__Problem requirements__:
Would you transcribe the whole listing exactly, minus its pictures?

__Material for the task__:
BEGIN

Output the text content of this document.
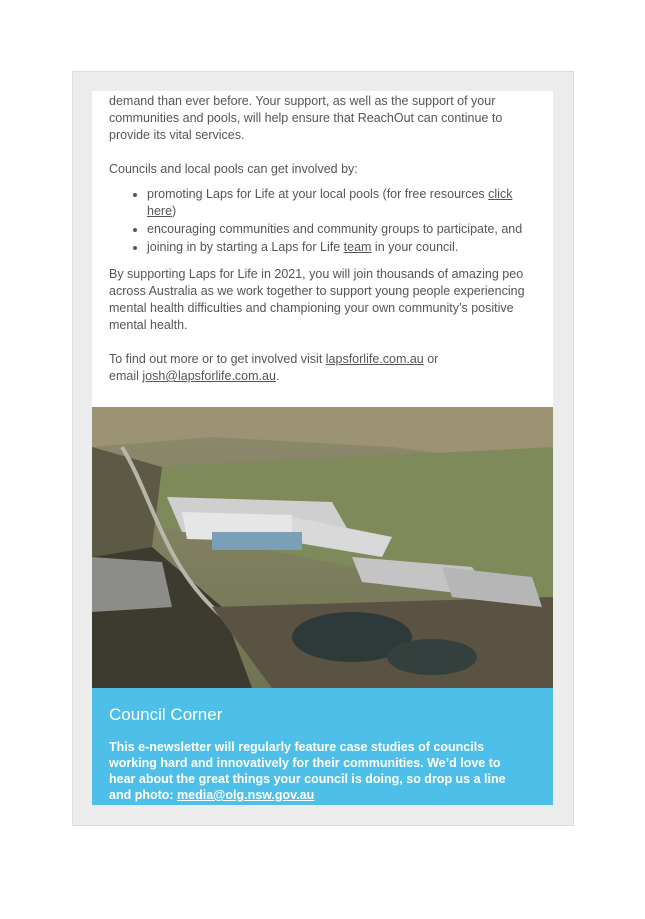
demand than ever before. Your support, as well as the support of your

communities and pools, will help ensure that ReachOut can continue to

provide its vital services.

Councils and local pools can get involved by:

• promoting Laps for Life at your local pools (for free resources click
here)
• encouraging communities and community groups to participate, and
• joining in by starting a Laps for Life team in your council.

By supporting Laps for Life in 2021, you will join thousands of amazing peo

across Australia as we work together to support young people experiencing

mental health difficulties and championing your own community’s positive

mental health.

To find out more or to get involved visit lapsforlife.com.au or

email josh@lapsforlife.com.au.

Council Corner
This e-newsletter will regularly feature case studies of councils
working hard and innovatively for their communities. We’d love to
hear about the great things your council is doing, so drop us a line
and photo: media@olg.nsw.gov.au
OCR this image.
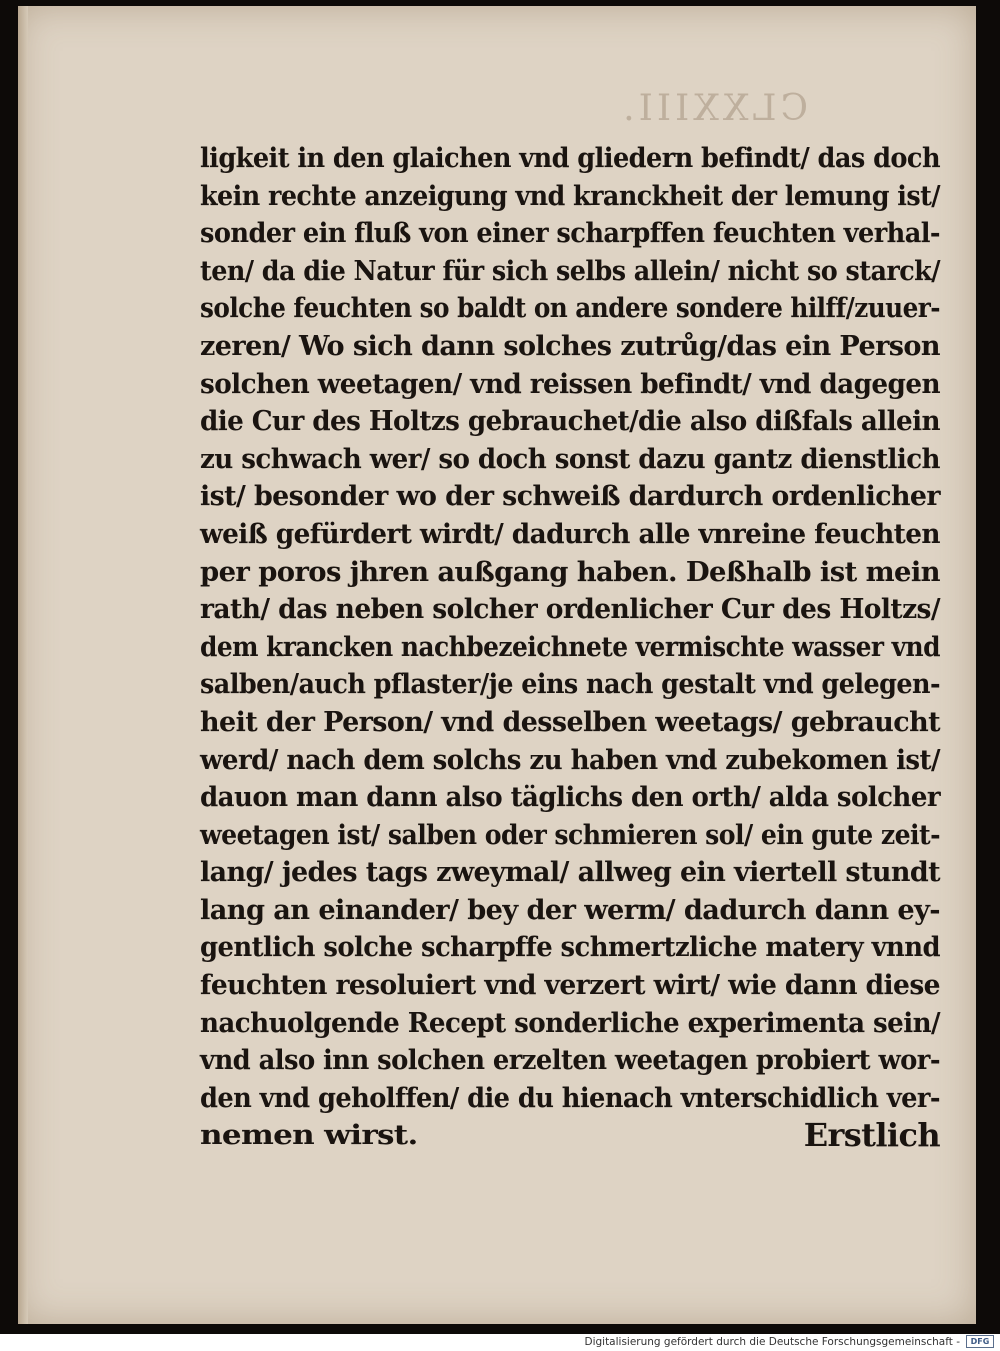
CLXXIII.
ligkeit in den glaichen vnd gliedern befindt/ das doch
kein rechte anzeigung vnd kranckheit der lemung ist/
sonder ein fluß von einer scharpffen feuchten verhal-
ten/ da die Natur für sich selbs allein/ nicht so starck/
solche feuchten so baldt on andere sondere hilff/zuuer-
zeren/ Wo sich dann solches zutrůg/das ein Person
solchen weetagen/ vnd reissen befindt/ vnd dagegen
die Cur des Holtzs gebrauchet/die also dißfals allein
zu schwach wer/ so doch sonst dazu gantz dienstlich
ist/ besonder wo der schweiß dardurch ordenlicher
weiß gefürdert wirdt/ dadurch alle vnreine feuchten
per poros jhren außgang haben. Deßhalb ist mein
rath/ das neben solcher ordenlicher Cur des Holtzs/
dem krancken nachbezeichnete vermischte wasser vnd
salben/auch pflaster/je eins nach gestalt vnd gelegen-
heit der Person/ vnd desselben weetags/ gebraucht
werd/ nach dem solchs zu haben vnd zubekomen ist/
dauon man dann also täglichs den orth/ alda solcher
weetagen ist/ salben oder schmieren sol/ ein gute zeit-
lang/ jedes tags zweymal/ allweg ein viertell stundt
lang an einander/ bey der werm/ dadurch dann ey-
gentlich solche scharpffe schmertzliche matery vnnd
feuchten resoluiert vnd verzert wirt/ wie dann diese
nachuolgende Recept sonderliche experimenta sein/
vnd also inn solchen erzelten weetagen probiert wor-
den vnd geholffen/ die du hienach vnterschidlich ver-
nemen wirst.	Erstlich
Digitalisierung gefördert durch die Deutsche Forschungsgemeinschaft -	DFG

END

__The result__:
Output the text content of this document.
demand than ever before. Your support, as well as the support of your

communities and pools, will help ensure that ReachOut can continue to

provide its vital services.

Councils and local pools can get involved by:

• promoting Laps for Life at your local pools (for free resources click
here)
• encouraging communities and community groups to participate, and
• joining in by starting a Laps for Life team in your council.

By supporting Laps for Life in 2021, you will join thousands of amazing peo

across Australia as we work together to support young people experiencing

mental health difficulties and championing your own community’s positive

mental health.

To find out more or to get involved visit lapsforlife.com.au or

email josh@lapsforlife.com.au.

Council Corner
This e-newsletter will regularly feature case studies of councils
working hard and innovatively for their communities. We’d love to
hear about the great things your council is doing, so drop us a line
and photo: media@olg.nsw.gov.au
OCR this image.
CLXXIII.
ligkeit in den glaichen vnd gliedern befindt/ das doch
kein rechte anzeigung vnd kranckheit der lemung ist/
sonder ein fluß von einer scharpffen feuchten verhal-
ten/ da die Natur für sich selbs allein/ nicht so starck/
solche feuchten so baldt on andere sondere hilff/zuuer-
zeren/ Wo sich dann solches zutrůg/das ein Person
solchen weetagen/ vnd reissen befindt/ vnd dagegen
die Cur des Holtzs gebrauchet/die also dißfals allein
zu schwach wer/ so doch sonst dazu gantz dienstlich
ist/ besonder wo der schweiß dardurch ordenlicher
weiß gefürdert wirdt/ dadurch alle vnreine feuchten
per poros jhren außgang haben. Deßhalb ist mein
rath/ das neben solcher ordenlicher Cur des Holtzs/
dem krancken nachbezeichnete vermischte wasser vnd
salben/auch pflaster/je eins nach gestalt vnd gelegen-
heit der Person/ vnd desselben weetags/ gebraucht
werd/ nach dem solchs zu haben vnd zubekomen ist/
dauon man dann also täglichs den orth/ alda solcher
weetagen ist/ salben oder schmieren sol/ ein gute zeit-
lang/ jedes tags zweymal/ allweg ein viertell stundt
lang an einander/ bey der werm/ dadurch dann ey-
gentlich solche scharpffe schmertzliche matery vnnd
feuchten resoluiert vnd verzert wirt/ wie dann diese
nachuolgende Recept sonderliche experimenta sein/
vnd also inn solchen erzelten weetagen probiert wor-
den vnd geholffen/ die du hienach vnterschidlich ver-
nemen wirst.	Erstlich
Digitalisierung gefördert durch die Deutsche Forschungsgemeinschaft -	DFG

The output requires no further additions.